## Your instructions
Give the material between the lines containing "most 100 elements." and "136, 113, 151]", inclusive, as a two-column CSV with the columns instruction and response. Use one row for each instruction and the response that follows it, with each value in a single quoted field and line breaks replaced by spaces.

## Exercise material
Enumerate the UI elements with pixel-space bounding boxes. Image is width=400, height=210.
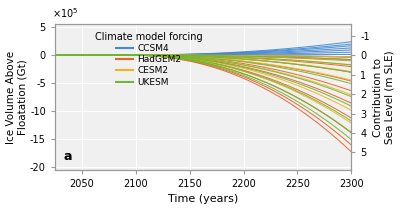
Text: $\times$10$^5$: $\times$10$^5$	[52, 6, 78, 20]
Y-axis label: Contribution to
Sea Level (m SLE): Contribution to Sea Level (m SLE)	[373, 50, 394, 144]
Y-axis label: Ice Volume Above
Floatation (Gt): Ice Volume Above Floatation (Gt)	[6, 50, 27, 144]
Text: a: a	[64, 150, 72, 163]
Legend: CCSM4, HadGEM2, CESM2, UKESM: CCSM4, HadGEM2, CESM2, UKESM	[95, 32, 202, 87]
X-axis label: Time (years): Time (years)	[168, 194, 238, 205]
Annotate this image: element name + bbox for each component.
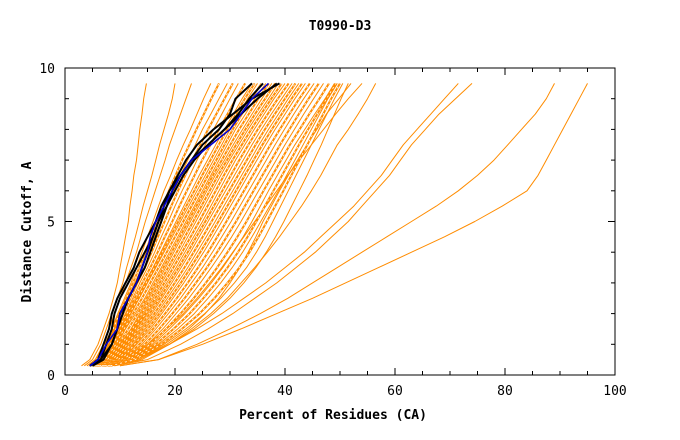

* * *

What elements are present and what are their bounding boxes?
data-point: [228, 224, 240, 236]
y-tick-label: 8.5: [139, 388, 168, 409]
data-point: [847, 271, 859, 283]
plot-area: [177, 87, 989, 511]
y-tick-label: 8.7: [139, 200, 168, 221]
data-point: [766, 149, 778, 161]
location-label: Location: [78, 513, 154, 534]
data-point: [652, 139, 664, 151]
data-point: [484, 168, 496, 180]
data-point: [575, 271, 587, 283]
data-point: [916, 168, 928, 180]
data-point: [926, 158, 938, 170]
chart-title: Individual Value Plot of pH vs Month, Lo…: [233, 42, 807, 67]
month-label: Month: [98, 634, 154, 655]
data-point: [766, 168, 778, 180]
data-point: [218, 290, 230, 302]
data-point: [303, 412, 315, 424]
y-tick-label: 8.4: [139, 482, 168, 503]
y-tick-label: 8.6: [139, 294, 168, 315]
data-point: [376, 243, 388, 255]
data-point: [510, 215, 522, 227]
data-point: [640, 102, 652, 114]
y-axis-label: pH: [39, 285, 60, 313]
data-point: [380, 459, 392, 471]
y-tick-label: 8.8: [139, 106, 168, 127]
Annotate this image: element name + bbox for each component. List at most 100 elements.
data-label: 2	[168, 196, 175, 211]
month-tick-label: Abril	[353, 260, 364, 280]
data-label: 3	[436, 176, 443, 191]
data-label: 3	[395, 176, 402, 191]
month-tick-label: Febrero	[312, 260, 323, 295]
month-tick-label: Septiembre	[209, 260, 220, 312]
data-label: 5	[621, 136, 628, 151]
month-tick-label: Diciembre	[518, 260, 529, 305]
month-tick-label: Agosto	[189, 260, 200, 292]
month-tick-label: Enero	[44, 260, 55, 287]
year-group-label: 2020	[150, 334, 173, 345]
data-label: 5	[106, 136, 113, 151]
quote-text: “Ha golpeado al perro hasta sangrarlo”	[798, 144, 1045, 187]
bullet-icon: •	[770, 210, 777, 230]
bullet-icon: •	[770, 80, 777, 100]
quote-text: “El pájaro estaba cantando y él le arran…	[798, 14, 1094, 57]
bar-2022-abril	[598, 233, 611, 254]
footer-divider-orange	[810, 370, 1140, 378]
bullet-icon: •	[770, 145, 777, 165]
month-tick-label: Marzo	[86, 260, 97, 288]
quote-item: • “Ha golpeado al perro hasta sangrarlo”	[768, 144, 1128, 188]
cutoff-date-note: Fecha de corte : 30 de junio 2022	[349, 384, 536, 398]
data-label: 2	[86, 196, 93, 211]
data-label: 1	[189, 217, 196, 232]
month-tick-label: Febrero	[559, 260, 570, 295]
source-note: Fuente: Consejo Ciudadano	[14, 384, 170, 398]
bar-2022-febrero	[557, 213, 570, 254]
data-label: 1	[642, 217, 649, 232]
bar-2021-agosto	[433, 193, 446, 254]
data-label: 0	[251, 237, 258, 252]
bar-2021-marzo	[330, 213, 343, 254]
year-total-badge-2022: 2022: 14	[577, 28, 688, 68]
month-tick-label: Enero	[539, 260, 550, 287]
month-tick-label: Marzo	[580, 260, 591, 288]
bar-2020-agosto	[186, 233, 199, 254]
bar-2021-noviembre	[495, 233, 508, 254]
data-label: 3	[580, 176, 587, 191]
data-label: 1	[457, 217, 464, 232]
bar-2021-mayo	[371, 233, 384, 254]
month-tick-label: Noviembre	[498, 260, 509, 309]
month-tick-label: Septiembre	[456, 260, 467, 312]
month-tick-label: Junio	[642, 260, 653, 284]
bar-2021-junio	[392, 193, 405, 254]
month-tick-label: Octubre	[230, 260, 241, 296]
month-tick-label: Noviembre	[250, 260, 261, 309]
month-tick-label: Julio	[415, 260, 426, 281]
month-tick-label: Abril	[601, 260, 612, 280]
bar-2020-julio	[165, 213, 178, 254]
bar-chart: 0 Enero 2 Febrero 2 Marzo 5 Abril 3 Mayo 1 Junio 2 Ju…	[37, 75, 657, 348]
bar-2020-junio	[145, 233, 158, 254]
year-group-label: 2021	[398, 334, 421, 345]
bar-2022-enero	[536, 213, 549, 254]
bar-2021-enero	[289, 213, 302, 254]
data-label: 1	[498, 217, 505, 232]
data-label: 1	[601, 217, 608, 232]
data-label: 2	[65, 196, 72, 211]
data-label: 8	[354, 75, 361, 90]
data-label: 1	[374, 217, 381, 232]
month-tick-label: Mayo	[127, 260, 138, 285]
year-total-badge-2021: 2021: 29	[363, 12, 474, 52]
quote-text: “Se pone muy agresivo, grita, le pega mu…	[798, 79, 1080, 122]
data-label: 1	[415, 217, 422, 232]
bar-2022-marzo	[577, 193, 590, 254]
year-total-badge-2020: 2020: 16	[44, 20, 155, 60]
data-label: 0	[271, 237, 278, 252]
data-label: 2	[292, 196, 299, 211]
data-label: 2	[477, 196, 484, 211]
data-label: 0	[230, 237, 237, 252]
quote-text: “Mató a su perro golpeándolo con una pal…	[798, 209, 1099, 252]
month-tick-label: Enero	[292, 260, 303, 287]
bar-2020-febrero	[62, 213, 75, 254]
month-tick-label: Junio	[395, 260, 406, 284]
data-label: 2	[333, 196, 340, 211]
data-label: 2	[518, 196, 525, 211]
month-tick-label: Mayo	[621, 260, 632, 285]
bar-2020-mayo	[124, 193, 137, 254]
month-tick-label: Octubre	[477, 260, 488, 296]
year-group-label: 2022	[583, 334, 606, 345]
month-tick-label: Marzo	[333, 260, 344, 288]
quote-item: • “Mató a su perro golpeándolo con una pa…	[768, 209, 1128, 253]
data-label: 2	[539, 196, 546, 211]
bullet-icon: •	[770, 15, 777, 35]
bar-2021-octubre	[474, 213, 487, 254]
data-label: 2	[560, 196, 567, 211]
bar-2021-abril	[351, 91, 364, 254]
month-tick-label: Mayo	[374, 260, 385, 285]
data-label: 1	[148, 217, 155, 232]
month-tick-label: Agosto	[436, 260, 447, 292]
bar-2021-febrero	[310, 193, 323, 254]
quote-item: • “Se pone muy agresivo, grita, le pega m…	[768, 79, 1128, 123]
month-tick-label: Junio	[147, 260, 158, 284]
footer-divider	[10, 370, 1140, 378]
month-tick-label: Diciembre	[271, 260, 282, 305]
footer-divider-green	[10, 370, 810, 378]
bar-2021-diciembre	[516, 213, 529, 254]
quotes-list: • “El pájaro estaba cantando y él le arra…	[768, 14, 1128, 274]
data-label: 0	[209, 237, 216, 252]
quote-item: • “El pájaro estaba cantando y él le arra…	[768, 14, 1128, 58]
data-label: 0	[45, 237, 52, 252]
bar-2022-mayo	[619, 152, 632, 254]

---

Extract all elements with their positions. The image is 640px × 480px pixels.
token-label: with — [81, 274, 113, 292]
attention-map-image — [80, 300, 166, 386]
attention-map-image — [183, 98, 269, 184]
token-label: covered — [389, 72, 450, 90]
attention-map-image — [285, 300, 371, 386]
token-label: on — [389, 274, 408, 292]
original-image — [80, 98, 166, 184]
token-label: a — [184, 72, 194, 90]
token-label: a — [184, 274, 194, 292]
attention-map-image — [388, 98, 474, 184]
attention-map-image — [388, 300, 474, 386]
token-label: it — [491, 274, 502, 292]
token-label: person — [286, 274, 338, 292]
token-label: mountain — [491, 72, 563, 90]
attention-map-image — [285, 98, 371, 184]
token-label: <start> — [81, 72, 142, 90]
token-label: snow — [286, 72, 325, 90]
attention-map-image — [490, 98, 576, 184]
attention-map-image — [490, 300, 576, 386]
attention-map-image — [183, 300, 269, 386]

## Written response
instruction,response
"Annotate this image: element name + bbox for each component. List at most 100 elements.","data-label: 2	[168, 196, 175, 211] month-tick-label: Abril	[353, 260, 364, 280] data-label: 3	[436, 176, 443, 191] data-label: 3	[395, 176, 402, 191] month-tick-label: Febrero	[312, 260, 323, 295] month-tick-label: Septiembre	[209, 260, 220, 312] data-label: 5	[621, 136, 628, 151] month-tick-label: Diciembre	[518, 260, 529, 305] month-tick-label: Agosto	[189, 260, 200, 292] month-tick-label: Enero	[44, 260, 55, 287] year-group-label: 2020	[150, 334, 173, 345] data-label: 5	[106, 136, 113, 151]"